Every line of the data is to be transcribed without error.

_Entries from a page text collection_
*** Block opens ***
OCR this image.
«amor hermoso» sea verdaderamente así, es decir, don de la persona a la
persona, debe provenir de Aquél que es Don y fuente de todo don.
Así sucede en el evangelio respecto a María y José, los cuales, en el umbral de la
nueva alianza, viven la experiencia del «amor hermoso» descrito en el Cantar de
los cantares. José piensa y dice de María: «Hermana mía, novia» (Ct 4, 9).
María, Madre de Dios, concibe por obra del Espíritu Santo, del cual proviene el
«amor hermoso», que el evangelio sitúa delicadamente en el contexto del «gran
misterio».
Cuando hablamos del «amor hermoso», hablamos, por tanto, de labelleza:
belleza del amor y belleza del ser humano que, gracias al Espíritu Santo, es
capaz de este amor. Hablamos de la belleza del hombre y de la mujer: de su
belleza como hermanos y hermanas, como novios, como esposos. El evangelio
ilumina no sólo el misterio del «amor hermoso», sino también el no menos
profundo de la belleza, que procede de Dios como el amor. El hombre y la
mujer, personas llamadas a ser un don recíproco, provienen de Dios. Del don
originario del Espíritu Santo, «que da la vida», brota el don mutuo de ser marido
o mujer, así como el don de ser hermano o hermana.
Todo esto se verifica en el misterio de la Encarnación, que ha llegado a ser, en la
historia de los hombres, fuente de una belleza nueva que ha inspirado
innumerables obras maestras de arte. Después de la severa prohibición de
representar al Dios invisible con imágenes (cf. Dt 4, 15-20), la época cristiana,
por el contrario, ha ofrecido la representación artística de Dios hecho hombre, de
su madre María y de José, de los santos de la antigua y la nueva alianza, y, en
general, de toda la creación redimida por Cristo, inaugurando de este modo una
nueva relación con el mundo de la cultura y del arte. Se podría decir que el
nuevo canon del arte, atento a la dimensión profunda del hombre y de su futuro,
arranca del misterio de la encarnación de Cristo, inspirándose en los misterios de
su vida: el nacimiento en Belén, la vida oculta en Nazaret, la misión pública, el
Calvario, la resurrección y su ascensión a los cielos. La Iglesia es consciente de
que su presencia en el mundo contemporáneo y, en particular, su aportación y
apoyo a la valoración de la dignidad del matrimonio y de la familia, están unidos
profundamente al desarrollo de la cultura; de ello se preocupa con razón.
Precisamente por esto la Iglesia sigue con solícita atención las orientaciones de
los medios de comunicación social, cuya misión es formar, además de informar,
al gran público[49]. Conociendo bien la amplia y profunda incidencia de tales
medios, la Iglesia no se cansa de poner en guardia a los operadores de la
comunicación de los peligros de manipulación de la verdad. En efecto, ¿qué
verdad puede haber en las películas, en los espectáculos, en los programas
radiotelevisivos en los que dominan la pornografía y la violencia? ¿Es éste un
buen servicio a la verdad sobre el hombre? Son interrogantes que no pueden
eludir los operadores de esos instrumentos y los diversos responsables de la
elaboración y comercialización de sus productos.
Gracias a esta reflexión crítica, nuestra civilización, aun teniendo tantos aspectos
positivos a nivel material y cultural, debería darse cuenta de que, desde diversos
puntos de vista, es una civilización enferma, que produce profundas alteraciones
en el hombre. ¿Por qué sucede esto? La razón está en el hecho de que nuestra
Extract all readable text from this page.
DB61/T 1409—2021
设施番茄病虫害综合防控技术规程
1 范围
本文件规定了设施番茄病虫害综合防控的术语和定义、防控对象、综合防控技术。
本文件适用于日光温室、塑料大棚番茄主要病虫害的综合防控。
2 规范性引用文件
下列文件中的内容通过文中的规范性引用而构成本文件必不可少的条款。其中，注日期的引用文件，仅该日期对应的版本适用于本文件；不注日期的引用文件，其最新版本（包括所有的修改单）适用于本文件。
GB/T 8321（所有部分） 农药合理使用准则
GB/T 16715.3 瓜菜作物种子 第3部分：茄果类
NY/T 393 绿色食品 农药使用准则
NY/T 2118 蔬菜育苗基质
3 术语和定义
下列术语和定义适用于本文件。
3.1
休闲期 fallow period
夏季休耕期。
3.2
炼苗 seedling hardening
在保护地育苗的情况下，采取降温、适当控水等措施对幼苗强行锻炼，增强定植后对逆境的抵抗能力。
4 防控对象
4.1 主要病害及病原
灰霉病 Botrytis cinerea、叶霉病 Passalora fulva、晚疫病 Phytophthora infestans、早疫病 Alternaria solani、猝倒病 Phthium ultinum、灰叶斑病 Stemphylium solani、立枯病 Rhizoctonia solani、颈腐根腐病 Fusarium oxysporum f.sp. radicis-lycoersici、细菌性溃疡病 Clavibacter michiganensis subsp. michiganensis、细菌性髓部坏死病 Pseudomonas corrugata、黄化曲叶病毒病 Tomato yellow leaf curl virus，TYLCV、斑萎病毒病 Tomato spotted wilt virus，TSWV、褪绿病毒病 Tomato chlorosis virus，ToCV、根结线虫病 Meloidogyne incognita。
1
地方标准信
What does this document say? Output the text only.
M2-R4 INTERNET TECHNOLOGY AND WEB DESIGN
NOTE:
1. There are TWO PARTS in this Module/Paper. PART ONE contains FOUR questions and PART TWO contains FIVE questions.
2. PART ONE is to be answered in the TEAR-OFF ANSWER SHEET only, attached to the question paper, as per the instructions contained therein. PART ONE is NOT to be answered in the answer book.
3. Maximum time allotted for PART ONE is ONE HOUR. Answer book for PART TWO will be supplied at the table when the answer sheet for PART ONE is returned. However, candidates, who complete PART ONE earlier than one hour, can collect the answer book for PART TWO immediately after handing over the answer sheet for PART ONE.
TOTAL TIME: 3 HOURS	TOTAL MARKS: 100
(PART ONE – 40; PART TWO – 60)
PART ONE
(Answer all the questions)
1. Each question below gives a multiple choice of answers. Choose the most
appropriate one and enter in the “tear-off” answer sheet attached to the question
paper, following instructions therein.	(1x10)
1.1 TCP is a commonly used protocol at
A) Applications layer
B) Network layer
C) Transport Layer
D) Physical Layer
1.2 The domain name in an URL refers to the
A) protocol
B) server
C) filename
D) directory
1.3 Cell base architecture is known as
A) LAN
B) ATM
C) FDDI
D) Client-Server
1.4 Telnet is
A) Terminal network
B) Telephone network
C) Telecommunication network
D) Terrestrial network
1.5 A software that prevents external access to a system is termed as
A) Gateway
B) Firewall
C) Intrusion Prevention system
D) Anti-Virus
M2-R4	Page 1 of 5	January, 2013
*** Block closes ***
_Response to the task_
OCR this image.
«amor hermoso» sea verdaderamente así, es decir, don de la persona a la
persona, debe provenir de Aquél que es Don y fuente de todo don.
Así sucede en el evangelio respecto a María y José, los cuales, en el umbral de la
nueva alianza, viven la experiencia del «amor hermoso» descrito en el Cantar de
los cantares. José piensa y dice de María: «Hermana mía, novia» (Ct 4, 9).
María, Madre de Dios, concibe por obra del Espíritu Santo, del cual proviene el
«amor hermoso», que el evangelio sitúa delicadamente en el contexto del «gran
misterio».
Cuando hablamos del «amor hermoso», hablamos, por tanto, de labelleza:
belleza del amor y belleza del ser humano que, gracias al Espíritu Santo, es
capaz de este amor. Hablamos de la belleza del hombre y de la mujer: de su
belleza como hermanos y hermanas, como novios, como esposos. El evangelio
ilumina no sólo el misterio del «amor hermoso», sino también el no menos
profundo de la belleza, que procede de Dios como el amor. El hombre y la
mujer, personas llamadas a ser un don recíproco, provienen de Dios. Del don
originario del Espíritu Santo, «que da la vida», brota el don mutuo de ser marido
o mujer, así como el don de ser hermano o hermana.
Todo esto se verifica en el misterio de la Encarnación, que ha llegado a ser, en la
historia de los hombres, fuente de una belleza nueva que ha inspirado
innumerables obras maestras de arte. Después de la severa prohibición de
representar al Dios invisible con imágenes (cf. Dt 4, 15-20), la época cristiana,
por el contrario, ha ofrecido la representación artística de Dios hecho hombre, de
su madre María y de José, de los santos de la antigua y la nueva alianza, y, en
general, de toda la creación redimida por Cristo, inaugurando de este modo una
nueva relación con el mundo de la cultura y del arte. Se podría decir que el
nuevo canon del arte, atento a la dimensión profunda del hombre y de su futuro,
arranca del misterio de la encarnación de Cristo, inspirándose en los misterios de
su vida: el nacimiento en Belén, la vida oculta en Nazaret, la misión pública, el
Calvario, la resurrección y su ascensión a los cielos. La Iglesia es consciente de
que su presencia en el mundo contemporáneo y, en particular, su aportación y
apoyo a la valoración de la dignidad del matrimonio y de la familia, están unidos
profundamente al desarrollo de la cultura; de ello se preocupa con razón.
Precisamente por esto la Iglesia sigue con solícita atención las orientaciones de
los medios de comunicación social, cuya misión es formar, además de informar,
al gran público[49]. Conociendo bien la amplia y profunda incidencia de tales
medios, la Iglesia no se cansa de poner en guardia a los operadores de la
comunicación de los peligros de manipulación de la verdad. En efecto, ¿qué
verdad puede haber en las películas, en los espectáculos, en los programas
radiotelevisivos en los que dominan la pornografía y la violencia? ¿Es éste un
buen servicio a la verdad sobre el hombre? Son interrogantes que no pueden
eludir los operadores de esos instrumentos y los diversos responsables de la
elaboración y comercialización de sus productos.
Gracias a esta reflexión crítica, nuestra civilización, aun teniendo tantos aspectos
positivos a nivel material y cultural, debería darse cuenta de que, desde diversos
puntos de vista, es una civilización enferma, que produce profundas alteraciones
en el hombre. ¿Por qué sucede esto? La razón está en el hecho de que nuestra
Extract all readable text from this page.
DB61/T 1409—2021
设施番茄病虫害综合防控技术规程
1 范围
本文件规定了设施番茄病虫害综合防控的术语和定义、防控对象、综合防控技术。
本文件适用于日光温室、塑料大棚番茄主要病虫害的综合防控。
2 规范性引用文件
下列文件中的内容通过文中的规范性引用而构成本文件必不可少的条款。其中，注日期的引用文件，仅该日期对应的版本适用于本文件；不注日期的引用文件，其最新版本（包括所有的修改单）适用于本文件。
GB/T 8321（所有部分） 农药合理使用准则
GB/T 16715.3 瓜菜作物种子 第3部分：茄果类
NY/T 393 绿色食品 农药使用准则
NY/T 2118 蔬菜育苗基质
3 术语和定义
下列术语和定义适用于本文件。
3.1
休闲期 fallow period
夏季休耕期。
3.2
炼苗 seedling hardening
在保护地育苗的情况下，采取降温、适当控水等措施对幼苗强行锻炼，增强定植后对逆境的抵抗能力。
4 防控对象
4.1 主要病害及病原
灰霉病 Botrytis cinerea、叶霉病 Passalora fulva、晚疫病 Phytophthora infestans、早疫病 Alternaria solani、猝倒病 Phthium ultinum、灰叶斑病 Stemphylium solani、立枯病 Rhizoctonia solani、颈腐根腐病 Fusarium oxysporum f.sp. radicis-lycoersici、细菌性溃疡病 Clavibacter michiganensis subsp. michiganensis、细菌性髓部坏死病 Pseudomonas corrugata、黄化曲叶病毒病 Tomato yellow leaf curl virus，TYLCV、斑萎病毒病 Tomato spotted wilt virus，TSWV、褪绿病毒病 Tomato chlorosis virus，ToCV、根结线虫病 Meloidogyne incognita。
1
地方标准信
What does this document say? Output the text only.
M2-R4 INTERNET TECHNOLOGY AND WEB DESIGN
NOTE:
1. There are TWO PARTS in this Module/Paper. PART ONE contains FOUR questions and PART TWO contains FIVE questions.
2. PART ONE is to be answered in the TEAR-OFF ANSWER SHEET only, attached to the question paper, as per the instructions contained therein. PART ONE is NOT to be answered in the answer book.
3. Maximum time allotted for PART ONE is ONE HOUR. Answer book for PART TWO will be supplied at the table when the answer sheet for PART ONE is returned. However, candidates, who complete PART ONE earlier than one hour, can collect the answer book for PART TWO immediately after handing over the answer sheet for PART ONE.
TOTAL TIME: 3 HOURS	TOTAL MARKS: 100
(PART ONE – 40; PART TWO – 60)
PART ONE
(Answer all the questions)
1. Each question below gives a multiple choice of answers. Choose the most
appropriate one and enter in the “tear-off” answer sheet attached to the question
paper, following instructions therein.	(1x10)
1.1 TCP is a commonly used protocol at
A) Applications layer
B) Network layer
C) Transport Layer
D) Physical Layer
1.2 The domain name in an URL refers to the
A) protocol
B) server
C) filename
D) directory
1.3 Cell base architecture is known as
A) LAN
B) ATM
C) FDDI
D) Client-Server
1.4 Telnet is
A) Terminal network
B) Telephone network
C) Telecommunication network
D) Terrestrial network
1.5 A software that prevents external access to a system is termed as
A) Gateway
B) Firewall
C) Intrusion Prevention system
D) Anti-Virus
M2-R4	Page 1 of 5	January, 2013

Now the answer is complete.